Extract every line of all the items below and reproduce each one unchanged, in the same order.

Box coordinate listings:

--*--

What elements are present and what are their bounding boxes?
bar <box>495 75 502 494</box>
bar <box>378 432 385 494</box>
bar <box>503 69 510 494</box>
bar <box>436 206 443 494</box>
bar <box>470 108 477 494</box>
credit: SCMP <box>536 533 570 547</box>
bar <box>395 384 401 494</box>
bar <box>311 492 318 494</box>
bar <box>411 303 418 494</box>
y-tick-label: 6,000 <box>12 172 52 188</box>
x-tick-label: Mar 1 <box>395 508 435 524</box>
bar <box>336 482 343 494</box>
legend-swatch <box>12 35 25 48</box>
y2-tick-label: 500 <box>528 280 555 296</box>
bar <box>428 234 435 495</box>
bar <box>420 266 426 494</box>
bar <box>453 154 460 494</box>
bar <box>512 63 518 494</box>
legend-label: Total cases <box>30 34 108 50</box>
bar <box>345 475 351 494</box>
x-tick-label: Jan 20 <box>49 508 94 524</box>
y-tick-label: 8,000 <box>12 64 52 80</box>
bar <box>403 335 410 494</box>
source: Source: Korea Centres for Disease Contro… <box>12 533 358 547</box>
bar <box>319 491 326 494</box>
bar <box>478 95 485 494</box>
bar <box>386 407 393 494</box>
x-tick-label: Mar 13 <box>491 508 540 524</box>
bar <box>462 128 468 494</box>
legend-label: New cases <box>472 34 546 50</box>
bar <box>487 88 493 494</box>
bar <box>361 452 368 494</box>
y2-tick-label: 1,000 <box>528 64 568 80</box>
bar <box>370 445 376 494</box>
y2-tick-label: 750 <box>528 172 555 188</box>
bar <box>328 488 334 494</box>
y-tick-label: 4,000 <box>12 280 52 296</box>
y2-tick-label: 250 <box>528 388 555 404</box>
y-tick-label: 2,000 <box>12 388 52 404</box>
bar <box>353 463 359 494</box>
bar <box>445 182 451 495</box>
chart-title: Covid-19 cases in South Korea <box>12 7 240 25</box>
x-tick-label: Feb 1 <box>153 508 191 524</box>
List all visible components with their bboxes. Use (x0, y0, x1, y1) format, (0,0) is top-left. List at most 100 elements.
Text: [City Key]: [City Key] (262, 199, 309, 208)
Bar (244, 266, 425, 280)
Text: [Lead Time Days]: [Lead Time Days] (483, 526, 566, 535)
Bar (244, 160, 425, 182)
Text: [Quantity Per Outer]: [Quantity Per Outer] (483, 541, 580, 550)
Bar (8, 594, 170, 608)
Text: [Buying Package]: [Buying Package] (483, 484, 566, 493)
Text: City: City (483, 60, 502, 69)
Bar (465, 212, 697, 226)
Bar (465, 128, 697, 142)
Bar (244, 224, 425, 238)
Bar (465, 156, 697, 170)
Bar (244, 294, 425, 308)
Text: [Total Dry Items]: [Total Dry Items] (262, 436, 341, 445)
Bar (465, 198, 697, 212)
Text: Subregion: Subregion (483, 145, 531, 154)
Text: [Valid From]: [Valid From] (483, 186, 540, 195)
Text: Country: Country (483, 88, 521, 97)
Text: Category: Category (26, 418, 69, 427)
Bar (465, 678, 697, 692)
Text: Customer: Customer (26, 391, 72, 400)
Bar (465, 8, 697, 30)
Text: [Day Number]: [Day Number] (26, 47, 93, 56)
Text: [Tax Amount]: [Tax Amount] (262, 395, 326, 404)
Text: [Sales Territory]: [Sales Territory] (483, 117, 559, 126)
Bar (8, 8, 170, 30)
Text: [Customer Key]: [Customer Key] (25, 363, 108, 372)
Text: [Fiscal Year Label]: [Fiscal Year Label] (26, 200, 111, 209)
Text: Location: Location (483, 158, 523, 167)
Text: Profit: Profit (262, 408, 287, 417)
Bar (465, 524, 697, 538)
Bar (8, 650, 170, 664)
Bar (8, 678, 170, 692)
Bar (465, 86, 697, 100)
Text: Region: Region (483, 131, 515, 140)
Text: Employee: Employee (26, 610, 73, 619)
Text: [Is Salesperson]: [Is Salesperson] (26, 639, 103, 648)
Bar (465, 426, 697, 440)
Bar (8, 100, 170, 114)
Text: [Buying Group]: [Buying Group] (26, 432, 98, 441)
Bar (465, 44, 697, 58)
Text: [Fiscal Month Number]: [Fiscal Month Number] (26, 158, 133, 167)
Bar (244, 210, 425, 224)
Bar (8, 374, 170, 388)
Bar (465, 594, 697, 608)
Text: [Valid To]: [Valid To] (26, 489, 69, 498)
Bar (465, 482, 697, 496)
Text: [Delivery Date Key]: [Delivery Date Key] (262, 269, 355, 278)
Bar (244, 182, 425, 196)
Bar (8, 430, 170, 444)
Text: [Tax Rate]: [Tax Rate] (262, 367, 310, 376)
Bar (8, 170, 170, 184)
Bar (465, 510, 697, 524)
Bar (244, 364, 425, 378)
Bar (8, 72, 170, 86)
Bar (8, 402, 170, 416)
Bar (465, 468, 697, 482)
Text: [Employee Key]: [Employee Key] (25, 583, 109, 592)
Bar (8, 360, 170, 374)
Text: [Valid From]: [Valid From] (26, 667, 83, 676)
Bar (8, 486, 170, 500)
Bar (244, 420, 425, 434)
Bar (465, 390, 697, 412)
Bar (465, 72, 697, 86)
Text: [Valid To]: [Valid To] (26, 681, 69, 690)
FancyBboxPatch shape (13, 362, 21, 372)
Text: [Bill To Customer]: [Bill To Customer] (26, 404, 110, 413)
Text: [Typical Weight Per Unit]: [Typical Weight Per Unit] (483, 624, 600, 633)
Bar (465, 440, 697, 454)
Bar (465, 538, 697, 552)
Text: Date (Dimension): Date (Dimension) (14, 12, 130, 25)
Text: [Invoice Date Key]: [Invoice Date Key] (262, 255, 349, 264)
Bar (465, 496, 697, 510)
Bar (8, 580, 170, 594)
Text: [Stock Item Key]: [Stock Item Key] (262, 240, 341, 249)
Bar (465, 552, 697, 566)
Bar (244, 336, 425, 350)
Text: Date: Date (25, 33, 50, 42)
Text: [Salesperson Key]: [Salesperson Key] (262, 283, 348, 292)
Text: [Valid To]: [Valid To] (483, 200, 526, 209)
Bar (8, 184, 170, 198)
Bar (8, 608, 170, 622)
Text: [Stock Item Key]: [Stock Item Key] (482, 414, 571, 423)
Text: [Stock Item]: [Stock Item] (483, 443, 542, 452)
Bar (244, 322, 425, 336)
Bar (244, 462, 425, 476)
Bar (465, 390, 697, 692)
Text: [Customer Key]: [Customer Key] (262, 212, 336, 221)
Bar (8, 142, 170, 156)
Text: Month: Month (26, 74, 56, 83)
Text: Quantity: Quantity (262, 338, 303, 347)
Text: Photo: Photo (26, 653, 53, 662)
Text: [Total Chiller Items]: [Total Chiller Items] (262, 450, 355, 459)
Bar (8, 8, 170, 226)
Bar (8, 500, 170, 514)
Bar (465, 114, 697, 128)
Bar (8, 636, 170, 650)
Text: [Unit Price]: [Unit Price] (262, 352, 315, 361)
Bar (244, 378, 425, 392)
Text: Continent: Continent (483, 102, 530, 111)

--*--

COMPLETE ANSWER:
What elements are present and what are their bounding boxes?
bar <box>495 75 502 494</box>
bar <box>378 432 385 494</box>
bar <box>503 69 510 494</box>
bar <box>436 206 443 494</box>
bar <box>470 108 477 494</box>
credit: SCMP <box>536 533 570 547</box>
bar <box>395 384 401 494</box>
bar <box>311 492 318 494</box>
bar <box>411 303 418 494</box>
y-tick-label: 6,000 <box>12 172 52 188</box>
x-tick-label: Mar 1 <box>395 508 435 524</box>
bar <box>336 482 343 494</box>
legend-swatch <box>12 35 25 48</box>
y2-tick-label: 500 <box>528 280 555 296</box>
bar <box>428 234 435 495</box>
bar <box>420 266 426 494</box>
bar <box>453 154 460 494</box>
bar <box>512 63 518 494</box>
legend-label: Total cases <box>30 34 108 50</box>
bar <box>345 475 351 494</box>
x-tick-label: Jan 20 <box>49 508 94 524</box>
y-tick-label: 8,000 <box>12 64 52 80</box>
bar <box>403 335 410 494</box>
source: Source: Korea Centres for Disease Contro… <box>12 533 358 547</box>
bar <box>319 491 326 494</box>
bar <box>478 95 485 494</box>
bar <box>386 407 393 494</box>
x-tick-label: Mar 13 <box>491 508 540 524</box>
bar <box>462 128 468 494</box>
legend-label: New cases <box>472 34 546 50</box>
bar <box>487 88 493 494</box>
bar <box>361 452 368 494</box>
y2-tick-label: 1,000 <box>528 64 568 80</box>
bar <box>370 445 376 494</box>
y2-tick-label: 750 <box>528 172 555 188</box>
bar <box>328 488 334 494</box>
y-tick-label: 4,000 <box>12 280 52 296</box>
y2-tick-label: 250 <box>528 388 555 404</box>
y-tick-label: 2,000 <box>12 388 52 404</box>
bar <box>353 463 359 494</box>
bar <box>445 182 451 495</box>
chart-title: Covid-19 cases in South Korea <box>12 7 240 25</box>
x-tick-label: Feb 1 <box>153 508 191 524</box>
List all visible components with their bboxes. Use (x0, y0, x1, y1) format, (0,0) is top-left. List at most 100 elements.
Text: [City Key]: [City Key] (262, 199, 309, 208)
Bar (244, 266, 425, 280)
Text: [Lead Time Days]: [Lead Time Days] (483, 526, 566, 535)
Bar (244, 160, 425, 182)
Text: [Quantity Per Outer]: [Quantity Per Outer] (483, 541, 580, 550)
Bar (8, 594, 170, 608)
Text: [Buying Package]: [Buying Package] (483, 484, 566, 493)
Text: City: City (483, 60, 502, 69)
Bar (465, 212, 697, 226)
Bar (465, 128, 697, 142)
Bar (244, 224, 425, 238)
Bar (465, 156, 697, 170)
Bar (244, 294, 425, 308)
Text: [Total Dry Items]: [Total Dry Items] (262, 436, 341, 445)
Bar (465, 198, 697, 212)
Text: Subregion: Subregion (483, 145, 531, 154)
Text: [Valid From]: [Valid From] (483, 186, 540, 195)
Text: Country: Country (483, 88, 521, 97)
Text: Category: Category (26, 418, 69, 427)
Bar (465, 678, 697, 692)
Text: Customer: Customer (26, 391, 72, 400)
Bar (465, 8, 697, 30)
Text: [Day Number]: [Day Number] (26, 47, 93, 56)
Text: [Tax Amount]: [Tax Amount] (262, 395, 326, 404)
Text: [Sales Territory]: [Sales Territory] (483, 117, 559, 126)
Bar (8, 8, 170, 30)
Text: [Customer Key]: [Customer Key] (25, 363, 108, 372)
Text: [Fiscal Year Label]: [Fiscal Year Label] (26, 200, 111, 209)
Text: Location: Location (483, 158, 523, 167)
Text: Profit: Profit (262, 408, 287, 417)
Bar (465, 524, 697, 538)
Bar (8, 650, 170, 664)
Bar (8, 678, 170, 692)
Bar (465, 86, 697, 100)
Text: Region: Region (483, 131, 515, 140)
Text: Employee: Employee (26, 610, 73, 619)
Text: [Is Salesperson]: [Is Salesperson] (26, 639, 103, 648)
Bar (465, 426, 697, 440)
Bar (8, 100, 170, 114)
Text: [Buying Group]: [Buying Group] (26, 432, 98, 441)
Bar (465, 44, 697, 58)
Text: [Fiscal Month Number]: [Fiscal Month Number] (26, 158, 133, 167)
Bar (244, 210, 425, 224)
Bar (8, 374, 170, 388)
Bar (465, 594, 697, 608)
Text: [Valid To]: [Valid To] (26, 489, 69, 498)
Bar (465, 482, 697, 496)
Text: [Delivery Date Key]: [Delivery Date Key] (262, 269, 355, 278)
Bar (244, 182, 425, 196)
Bar (8, 430, 170, 444)
Text: [Tax Rate]: [Tax Rate] (262, 367, 310, 376)
Bar (8, 170, 170, 184)
Bar (465, 510, 697, 524)
Bar (244, 364, 425, 378)
Bar (8, 72, 170, 86)
Bar (8, 402, 170, 416)
Bar (465, 468, 697, 482)
Text: [Employee Key]: [Employee Key] (25, 583, 109, 592)
Bar (8, 360, 170, 374)
Text: [Valid From]: [Valid From] (26, 667, 83, 676)
Bar (8, 486, 170, 500)
Bar (244, 420, 425, 434)
Bar (465, 390, 697, 412)
Bar (465, 72, 697, 86)
Text: [Valid To]: [Valid To] (26, 681, 69, 690)
FancyBboxPatch shape (13, 362, 21, 372)
Text: [Bill To Customer]: [Bill To Customer] (26, 404, 110, 413)
Text: [Typical Weight Per Unit]: [Typical Weight Per Unit] (483, 624, 600, 633)
Bar (465, 440, 697, 454)
Bar (465, 538, 697, 552)
Text: Date (Dimension): Date (Dimension) (14, 12, 130, 25)
Text: [Invoice Date Key]: [Invoice Date Key] (262, 255, 349, 264)
Bar (465, 496, 697, 510)
Bar (8, 580, 170, 594)
Text: [Stock Item Key]: [Stock Item Key] (262, 240, 341, 249)
Bar (465, 552, 697, 566)
Bar (244, 336, 425, 350)
Text: Date: Date (25, 33, 50, 42)
Text: [Salesperson Key]: [Salesperson Key] (262, 283, 348, 292)
Text: [Valid To]: [Valid To] (483, 200, 526, 209)
Bar (8, 184, 170, 198)
Bar (8, 608, 170, 622)
Text: [Stock Item Key]: [Stock Item Key] (482, 414, 571, 423)
Text: [Stock Item]: [Stock Item] (483, 443, 542, 452)
Bar (244, 322, 425, 336)
Bar (244, 462, 425, 476)
Bar (465, 390, 697, 692)
Text: [Customer Key]: [Customer Key] (262, 212, 336, 221)
Bar (8, 142, 170, 156)
Text: Month: Month (26, 74, 56, 83)
Text: Quantity: Quantity (262, 338, 303, 347)
Text: Photo: Photo (26, 653, 53, 662)
Text: [Total Chiller Items]: [Total Chiller Items] (262, 450, 355, 459)
Bar (8, 8, 170, 226)
Bar (8, 500, 170, 514)
Bar (465, 114, 697, 128)
Bar (8, 636, 170, 650)
Text: [Unit Price]: [Unit Price] (262, 352, 315, 361)
Bar (244, 378, 425, 392)
Text: Continent: Continent (483, 102, 530, 111)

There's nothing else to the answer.